DIRECTIONS >>
Find and copy lines holding "JSON".

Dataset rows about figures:
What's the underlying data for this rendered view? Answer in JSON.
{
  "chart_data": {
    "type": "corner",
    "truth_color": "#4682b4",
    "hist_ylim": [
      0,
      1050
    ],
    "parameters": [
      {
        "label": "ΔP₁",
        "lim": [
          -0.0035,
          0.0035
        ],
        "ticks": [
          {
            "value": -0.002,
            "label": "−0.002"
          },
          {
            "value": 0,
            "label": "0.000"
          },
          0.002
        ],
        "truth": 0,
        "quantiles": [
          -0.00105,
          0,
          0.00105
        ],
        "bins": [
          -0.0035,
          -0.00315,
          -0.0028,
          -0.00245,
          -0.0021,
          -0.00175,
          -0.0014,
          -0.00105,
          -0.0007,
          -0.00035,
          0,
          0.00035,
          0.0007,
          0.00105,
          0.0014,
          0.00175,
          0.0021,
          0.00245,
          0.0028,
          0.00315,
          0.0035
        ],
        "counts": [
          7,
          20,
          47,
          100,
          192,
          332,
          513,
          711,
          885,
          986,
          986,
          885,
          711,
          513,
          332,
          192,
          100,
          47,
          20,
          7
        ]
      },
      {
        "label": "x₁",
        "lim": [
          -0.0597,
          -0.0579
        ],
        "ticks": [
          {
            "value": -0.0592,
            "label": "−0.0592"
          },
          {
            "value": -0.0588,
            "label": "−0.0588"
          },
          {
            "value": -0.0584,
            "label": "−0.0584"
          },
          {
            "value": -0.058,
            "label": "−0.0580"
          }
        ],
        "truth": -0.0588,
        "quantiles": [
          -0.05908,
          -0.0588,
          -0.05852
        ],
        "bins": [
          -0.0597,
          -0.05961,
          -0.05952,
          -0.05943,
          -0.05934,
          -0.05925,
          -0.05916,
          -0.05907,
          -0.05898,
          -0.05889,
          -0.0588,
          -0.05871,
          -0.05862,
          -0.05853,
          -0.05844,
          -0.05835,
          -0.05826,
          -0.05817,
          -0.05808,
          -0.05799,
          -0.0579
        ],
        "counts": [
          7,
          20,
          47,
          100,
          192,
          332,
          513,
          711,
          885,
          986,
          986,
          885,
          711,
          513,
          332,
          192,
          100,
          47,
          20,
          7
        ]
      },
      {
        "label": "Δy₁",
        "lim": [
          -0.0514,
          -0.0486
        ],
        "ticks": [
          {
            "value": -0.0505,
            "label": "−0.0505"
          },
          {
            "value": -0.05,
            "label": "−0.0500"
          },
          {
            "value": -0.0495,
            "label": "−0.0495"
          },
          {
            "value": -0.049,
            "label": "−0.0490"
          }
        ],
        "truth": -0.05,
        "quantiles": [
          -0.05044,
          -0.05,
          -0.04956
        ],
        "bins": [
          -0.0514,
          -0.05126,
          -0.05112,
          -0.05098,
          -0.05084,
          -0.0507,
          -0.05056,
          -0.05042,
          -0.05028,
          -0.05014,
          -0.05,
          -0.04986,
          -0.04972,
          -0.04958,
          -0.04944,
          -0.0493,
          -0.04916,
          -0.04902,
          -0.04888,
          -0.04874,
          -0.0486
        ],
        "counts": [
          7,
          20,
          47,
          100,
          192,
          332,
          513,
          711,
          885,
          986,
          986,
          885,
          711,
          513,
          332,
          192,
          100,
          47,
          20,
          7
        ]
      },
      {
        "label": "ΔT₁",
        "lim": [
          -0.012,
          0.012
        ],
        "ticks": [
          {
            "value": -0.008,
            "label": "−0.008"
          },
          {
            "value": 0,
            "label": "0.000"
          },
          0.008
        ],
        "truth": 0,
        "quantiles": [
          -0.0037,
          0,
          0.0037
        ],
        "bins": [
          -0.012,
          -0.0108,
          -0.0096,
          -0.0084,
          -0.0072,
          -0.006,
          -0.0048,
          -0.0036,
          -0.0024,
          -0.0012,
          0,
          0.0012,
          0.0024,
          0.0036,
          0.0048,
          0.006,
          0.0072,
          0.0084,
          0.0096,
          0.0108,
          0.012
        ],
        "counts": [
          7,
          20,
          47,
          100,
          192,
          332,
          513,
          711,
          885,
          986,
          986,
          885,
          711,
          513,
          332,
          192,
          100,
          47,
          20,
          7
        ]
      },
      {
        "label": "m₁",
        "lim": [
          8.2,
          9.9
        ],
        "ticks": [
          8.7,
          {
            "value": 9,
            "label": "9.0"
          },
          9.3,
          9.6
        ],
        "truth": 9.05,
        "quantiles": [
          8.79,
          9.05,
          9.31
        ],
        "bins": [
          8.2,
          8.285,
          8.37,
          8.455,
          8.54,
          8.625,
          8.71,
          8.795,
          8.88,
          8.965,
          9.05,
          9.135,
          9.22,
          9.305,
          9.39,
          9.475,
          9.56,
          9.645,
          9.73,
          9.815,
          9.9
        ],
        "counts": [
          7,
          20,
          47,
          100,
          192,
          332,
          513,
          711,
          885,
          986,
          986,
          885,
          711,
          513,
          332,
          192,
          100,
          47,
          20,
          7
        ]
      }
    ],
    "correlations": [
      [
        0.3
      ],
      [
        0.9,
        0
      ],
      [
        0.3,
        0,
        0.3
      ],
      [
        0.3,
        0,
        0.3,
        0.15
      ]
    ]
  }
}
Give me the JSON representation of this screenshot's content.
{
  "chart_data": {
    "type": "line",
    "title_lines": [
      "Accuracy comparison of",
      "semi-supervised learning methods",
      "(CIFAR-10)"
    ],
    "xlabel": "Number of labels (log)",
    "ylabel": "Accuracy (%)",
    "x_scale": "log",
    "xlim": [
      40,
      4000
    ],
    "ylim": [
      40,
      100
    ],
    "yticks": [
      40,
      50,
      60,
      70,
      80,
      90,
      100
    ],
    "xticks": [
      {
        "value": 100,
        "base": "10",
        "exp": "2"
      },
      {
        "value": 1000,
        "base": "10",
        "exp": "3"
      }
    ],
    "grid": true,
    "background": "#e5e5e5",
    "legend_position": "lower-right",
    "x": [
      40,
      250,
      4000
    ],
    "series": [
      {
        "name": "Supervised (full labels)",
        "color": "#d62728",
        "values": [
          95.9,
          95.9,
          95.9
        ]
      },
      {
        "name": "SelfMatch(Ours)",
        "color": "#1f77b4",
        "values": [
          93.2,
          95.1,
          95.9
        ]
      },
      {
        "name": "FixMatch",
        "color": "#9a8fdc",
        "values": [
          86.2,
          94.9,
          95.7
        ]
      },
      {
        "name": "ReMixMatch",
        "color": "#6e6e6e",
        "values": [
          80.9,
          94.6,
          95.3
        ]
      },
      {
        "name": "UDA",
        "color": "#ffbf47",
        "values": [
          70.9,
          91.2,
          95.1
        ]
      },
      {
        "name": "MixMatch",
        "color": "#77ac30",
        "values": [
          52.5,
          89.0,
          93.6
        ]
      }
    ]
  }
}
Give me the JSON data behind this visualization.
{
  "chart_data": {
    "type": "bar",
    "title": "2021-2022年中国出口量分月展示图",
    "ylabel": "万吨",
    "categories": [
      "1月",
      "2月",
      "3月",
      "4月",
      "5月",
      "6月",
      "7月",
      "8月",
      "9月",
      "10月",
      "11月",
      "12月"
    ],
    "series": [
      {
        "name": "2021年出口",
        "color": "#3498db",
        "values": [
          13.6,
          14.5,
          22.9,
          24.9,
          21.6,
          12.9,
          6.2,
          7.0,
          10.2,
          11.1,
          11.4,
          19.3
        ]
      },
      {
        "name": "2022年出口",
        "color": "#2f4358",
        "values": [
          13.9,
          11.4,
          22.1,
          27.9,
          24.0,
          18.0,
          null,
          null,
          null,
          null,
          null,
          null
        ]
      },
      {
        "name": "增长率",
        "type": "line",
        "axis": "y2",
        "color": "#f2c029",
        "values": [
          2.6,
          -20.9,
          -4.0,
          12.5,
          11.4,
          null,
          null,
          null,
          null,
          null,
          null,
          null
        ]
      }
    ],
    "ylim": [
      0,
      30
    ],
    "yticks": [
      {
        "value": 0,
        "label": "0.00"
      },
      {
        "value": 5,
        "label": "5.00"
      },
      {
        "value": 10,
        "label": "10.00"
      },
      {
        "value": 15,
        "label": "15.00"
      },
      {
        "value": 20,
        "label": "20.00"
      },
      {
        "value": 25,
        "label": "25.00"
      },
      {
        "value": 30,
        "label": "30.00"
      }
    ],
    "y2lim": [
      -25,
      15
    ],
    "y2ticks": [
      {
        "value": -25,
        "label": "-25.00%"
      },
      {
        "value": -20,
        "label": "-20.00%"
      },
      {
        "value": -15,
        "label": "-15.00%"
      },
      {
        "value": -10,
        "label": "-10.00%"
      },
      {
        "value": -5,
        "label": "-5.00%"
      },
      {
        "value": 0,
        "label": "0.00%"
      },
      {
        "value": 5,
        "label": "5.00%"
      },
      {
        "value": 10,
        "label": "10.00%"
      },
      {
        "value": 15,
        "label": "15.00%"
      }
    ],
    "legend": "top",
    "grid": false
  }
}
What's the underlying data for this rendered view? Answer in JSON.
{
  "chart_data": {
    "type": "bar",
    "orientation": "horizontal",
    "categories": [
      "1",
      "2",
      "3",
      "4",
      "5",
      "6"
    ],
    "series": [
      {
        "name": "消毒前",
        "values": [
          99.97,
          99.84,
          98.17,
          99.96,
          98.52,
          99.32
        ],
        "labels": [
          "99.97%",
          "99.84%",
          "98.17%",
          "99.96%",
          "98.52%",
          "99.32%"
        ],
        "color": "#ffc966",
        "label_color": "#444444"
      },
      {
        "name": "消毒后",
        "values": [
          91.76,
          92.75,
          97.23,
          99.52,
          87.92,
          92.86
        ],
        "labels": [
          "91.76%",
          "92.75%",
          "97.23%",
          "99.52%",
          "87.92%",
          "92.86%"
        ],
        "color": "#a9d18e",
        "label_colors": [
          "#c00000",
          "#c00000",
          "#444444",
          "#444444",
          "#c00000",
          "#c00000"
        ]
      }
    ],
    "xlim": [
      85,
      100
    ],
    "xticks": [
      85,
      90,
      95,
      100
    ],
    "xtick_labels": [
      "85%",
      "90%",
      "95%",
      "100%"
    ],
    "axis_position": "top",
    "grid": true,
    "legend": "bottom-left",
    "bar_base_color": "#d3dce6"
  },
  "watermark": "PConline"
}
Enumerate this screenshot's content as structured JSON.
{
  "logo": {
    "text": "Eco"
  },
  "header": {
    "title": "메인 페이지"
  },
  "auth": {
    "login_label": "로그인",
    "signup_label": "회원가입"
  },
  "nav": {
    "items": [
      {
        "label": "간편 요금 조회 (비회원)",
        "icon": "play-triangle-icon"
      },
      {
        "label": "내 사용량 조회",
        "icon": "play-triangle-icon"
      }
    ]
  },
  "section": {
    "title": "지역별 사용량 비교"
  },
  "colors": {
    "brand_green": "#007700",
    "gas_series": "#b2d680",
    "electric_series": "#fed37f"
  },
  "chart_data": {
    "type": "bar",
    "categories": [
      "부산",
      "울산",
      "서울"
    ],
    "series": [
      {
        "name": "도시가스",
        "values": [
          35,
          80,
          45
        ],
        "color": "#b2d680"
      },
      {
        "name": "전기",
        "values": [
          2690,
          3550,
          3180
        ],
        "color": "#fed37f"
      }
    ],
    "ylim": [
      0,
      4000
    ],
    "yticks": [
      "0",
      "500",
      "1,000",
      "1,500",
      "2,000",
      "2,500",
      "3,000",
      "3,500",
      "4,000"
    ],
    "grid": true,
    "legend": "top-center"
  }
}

TASK OUTPUT >>
What's the underlying data for this rendered view? Answer in JSON.
Give me the JSON representation of this screenshot's content.
Give me the JSON data behind this visualization.
What's the underlying data for this rendered view? Answer in JSON.
Enumerate this screenshot's content as structured JSON.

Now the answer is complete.